** BEGIN EXCERPTED DATA **
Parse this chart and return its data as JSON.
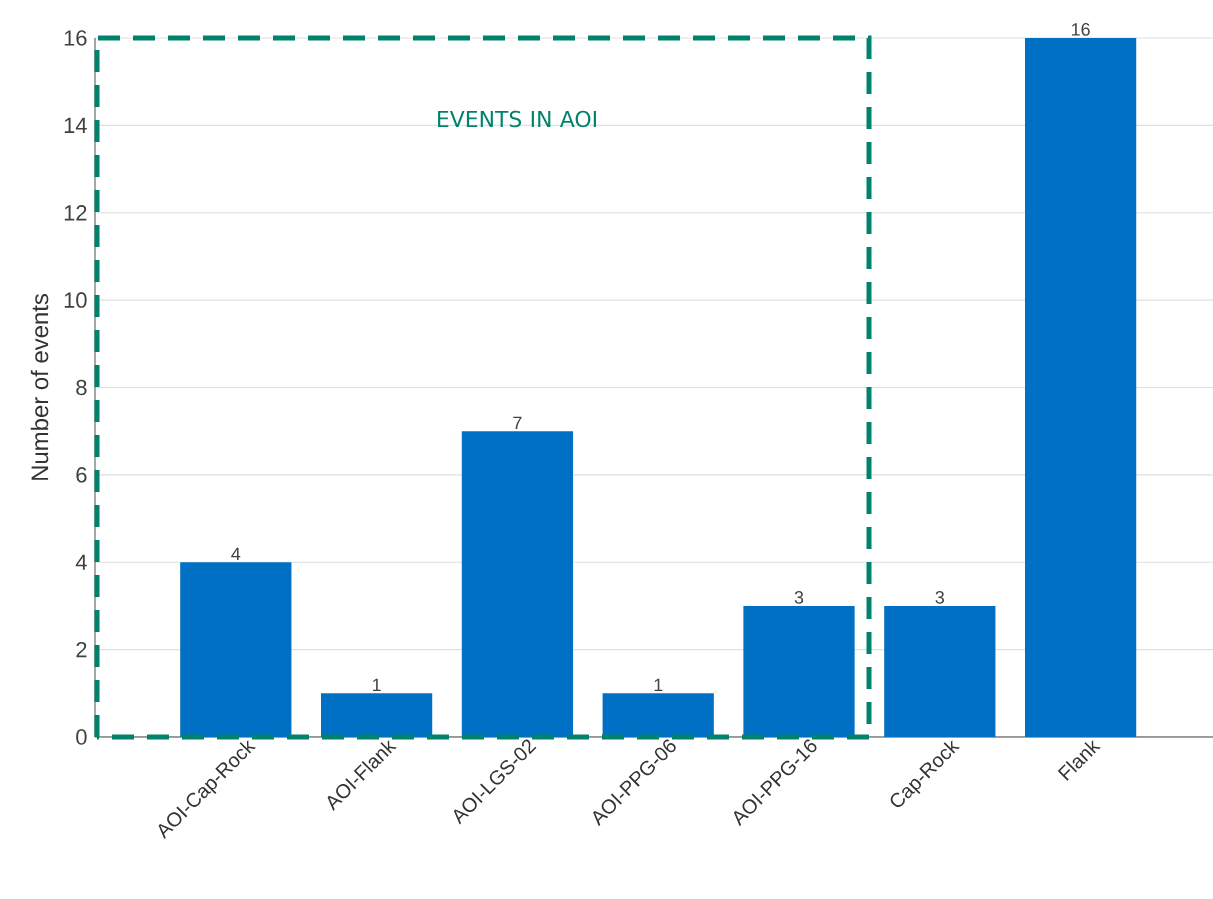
{
  "chart_data": {
    "type": "bar",
    "categories": [
      "AOI-Cap-Rock",
      "AOI-Flank",
      "AOI-LGS-02",
      "AOI-PPG-06",
      "AOI-PPG-16",
      "Cap-Rock",
      "Flank"
    ],
    "values": [
      4,
      1,
      7,
      1,
      3,
      3,
      16
    ],
    "color": "#0070c4",
    "ylabel": "Number of events",
    "ylim": [
      0,
      16
    ],
    "yticks": [
      0,
      2,
      4,
      6,
      8,
      10,
      12,
      14,
      16
    ],
    "grid": "y",
    "data_labels": true,
    "annotations": [
      "EVENTS IN AOI"
    ]
  }
}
** END EXCERPTED DATA **
■ DIRECTIVE: Repeat the data above exactly, but not the pictures.

■ ANSWER TO THIS PROBLEM:
Parse this chart and return its data as JSON.
{
  "chart_data": {
    "type": "bar",
    "categories": [
      "AOI-Cap-Rock",
      "AOI-Flank",
      "AOI-LGS-02",
      "AOI-PPG-06",
      "AOI-PPG-16",
      "Cap-Rock",
      "Flank"
    ],
    "values": [
      4,
      1,
      7,
      1,
      3,
      3,
      16
    ],
    "color": "#0070c4",
    "ylabel": "Number of events",
    "ylim": [
      0,
      16
    ],
    "yticks": [
      0,
      2,
      4,
      6,
      8,
      10,
      12,
      14,
      16
    ],
    "grid": "y",
    "data_labels": true,
    "annotations": [
      "EVENTS IN AOI"
    ]
  }
}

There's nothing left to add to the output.